[Dataset records]
————
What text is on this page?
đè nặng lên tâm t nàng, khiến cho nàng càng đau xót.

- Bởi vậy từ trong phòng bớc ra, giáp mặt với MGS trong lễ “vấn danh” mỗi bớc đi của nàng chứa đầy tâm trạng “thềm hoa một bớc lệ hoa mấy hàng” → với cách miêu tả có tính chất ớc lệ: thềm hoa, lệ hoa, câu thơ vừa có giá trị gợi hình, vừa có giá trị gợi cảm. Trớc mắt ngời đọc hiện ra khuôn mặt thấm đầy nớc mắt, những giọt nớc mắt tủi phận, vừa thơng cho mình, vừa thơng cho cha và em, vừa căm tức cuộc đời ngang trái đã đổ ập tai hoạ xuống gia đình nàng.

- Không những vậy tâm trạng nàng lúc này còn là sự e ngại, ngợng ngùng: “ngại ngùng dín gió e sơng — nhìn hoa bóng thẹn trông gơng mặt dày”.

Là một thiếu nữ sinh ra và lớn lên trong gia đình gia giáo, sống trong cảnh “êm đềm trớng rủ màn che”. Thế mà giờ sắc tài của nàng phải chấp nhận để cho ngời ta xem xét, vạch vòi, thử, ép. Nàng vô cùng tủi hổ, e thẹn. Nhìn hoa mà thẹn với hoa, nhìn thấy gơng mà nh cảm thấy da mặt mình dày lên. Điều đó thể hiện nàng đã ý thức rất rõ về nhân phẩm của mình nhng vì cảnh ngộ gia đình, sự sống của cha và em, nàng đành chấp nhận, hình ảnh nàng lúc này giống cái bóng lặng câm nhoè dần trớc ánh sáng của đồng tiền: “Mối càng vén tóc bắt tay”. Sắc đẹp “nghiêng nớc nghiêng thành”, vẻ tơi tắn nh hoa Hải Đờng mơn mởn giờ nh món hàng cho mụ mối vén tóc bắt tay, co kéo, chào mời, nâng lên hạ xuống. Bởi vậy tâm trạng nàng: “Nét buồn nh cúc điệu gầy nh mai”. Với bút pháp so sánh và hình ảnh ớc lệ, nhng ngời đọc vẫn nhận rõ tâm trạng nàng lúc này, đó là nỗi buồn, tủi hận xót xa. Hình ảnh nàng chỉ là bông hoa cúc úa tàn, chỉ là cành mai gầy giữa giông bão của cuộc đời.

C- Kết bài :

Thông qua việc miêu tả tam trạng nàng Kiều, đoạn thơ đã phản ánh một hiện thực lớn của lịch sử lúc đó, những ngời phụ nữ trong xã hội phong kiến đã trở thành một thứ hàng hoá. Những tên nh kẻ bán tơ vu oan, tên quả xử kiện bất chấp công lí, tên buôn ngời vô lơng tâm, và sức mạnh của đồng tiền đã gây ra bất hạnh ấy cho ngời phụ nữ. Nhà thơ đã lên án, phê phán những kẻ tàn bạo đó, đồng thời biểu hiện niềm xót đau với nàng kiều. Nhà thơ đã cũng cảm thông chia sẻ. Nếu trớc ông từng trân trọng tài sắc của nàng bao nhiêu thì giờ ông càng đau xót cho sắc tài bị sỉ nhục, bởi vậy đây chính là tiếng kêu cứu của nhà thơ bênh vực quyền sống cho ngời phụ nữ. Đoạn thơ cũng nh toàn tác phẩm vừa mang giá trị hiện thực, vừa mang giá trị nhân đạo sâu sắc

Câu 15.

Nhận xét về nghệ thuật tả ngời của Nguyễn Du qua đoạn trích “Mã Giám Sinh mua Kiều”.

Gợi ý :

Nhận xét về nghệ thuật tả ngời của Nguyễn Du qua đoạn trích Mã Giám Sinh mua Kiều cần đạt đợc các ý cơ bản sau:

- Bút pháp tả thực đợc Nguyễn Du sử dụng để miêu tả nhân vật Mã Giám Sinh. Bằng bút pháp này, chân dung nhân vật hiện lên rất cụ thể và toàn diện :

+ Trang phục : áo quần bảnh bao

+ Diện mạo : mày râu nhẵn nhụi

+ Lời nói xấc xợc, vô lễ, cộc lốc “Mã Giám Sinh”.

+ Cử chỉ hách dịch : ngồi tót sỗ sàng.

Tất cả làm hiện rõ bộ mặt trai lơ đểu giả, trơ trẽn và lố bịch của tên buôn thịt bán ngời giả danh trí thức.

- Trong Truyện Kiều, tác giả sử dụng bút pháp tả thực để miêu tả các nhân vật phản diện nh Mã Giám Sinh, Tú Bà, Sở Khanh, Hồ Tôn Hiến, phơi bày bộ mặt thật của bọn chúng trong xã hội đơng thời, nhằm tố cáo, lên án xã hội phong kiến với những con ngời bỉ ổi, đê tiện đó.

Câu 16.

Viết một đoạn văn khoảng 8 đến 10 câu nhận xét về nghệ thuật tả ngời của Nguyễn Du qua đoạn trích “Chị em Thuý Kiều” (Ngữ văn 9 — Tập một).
————
--- EXERCISE DESCRIPTION ---
Copy every line from the records above that contains the word "xuống".

--- ANSWER BELOW ---
- Bởi vậy từ trong phòng bớc ra, giáp mặt với MGS trong lễ “vấn danh” mỗi bớc đi của nàng chứa đầy tâm trạng “thềm hoa một bớc lệ hoa mấy hàng” → với cách miêu tả có tính chất ớc lệ: thềm hoa, lệ hoa, câu thơ vừa có giá trị gợi hình, vừa có giá trị gợi cảm. Trớc mắt ngời đọc hiện ra khuôn mặt thấm đầy nớc mắt, những giọt nớc mắt tủi phận, vừa thơng cho mình, vừa thơng cho cha và em, vừa căm tức cuộc đời ngang trái đã đổ ập tai hoạ xuống gia đình nàng.
Là một thiếu nữ sinh ra và lớn lên trong gia đình gia giáo, sống trong cảnh “êm đềm trớng rủ màn che”. Thế mà giờ sắc tài của nàng phải chấp nhận để cho ngời ta xem xét, vạch vòi, thử, ép. Nàng vô cùng tủi hổ, e thẹn. Nhìn hoa mà thẹn với hoa, nhìn thấy gơng mà nh cảm thấy da mặt mình dày lên. Điều đó thể hiện nàng đã ý thức rất rõ về nhân phẩm của mình nhng vì cảnh ngộ gia đình, sự sống của cha và em, nàng đành chấp nhận, hình ảnh nàng lúc này giống cái bóng lặng câm nhoè dần trớc ánh sáng của đồng tiền: “Mối càng vén tóc bắt tay”. Sắc đẹp “nghiêng nớc nghiêng thành”, vẻ tơi tắn nh hoa Hải Đờng mơn mởn giờ nh món hàng cho mụ mối vén tóc bắt tay, co kéo, chào mời, nâng lên hạ xuống. Bởi vậy tâm trạng nàng: “Nét buồn nh cúc điệu gầy nh mai”. Với bút pháp so sánh và hình ảnh ớc lệ, nhng ngời đọc vẫn nhận rõ tâm trạng nàng lúc này, đó là nỗi buồn, tủi hận xót xa. Hình ảnh nàng chỉ là bông hoa cúc úa tàn, chỉ là cành mai gầy giữa giông bão của cuộc đời.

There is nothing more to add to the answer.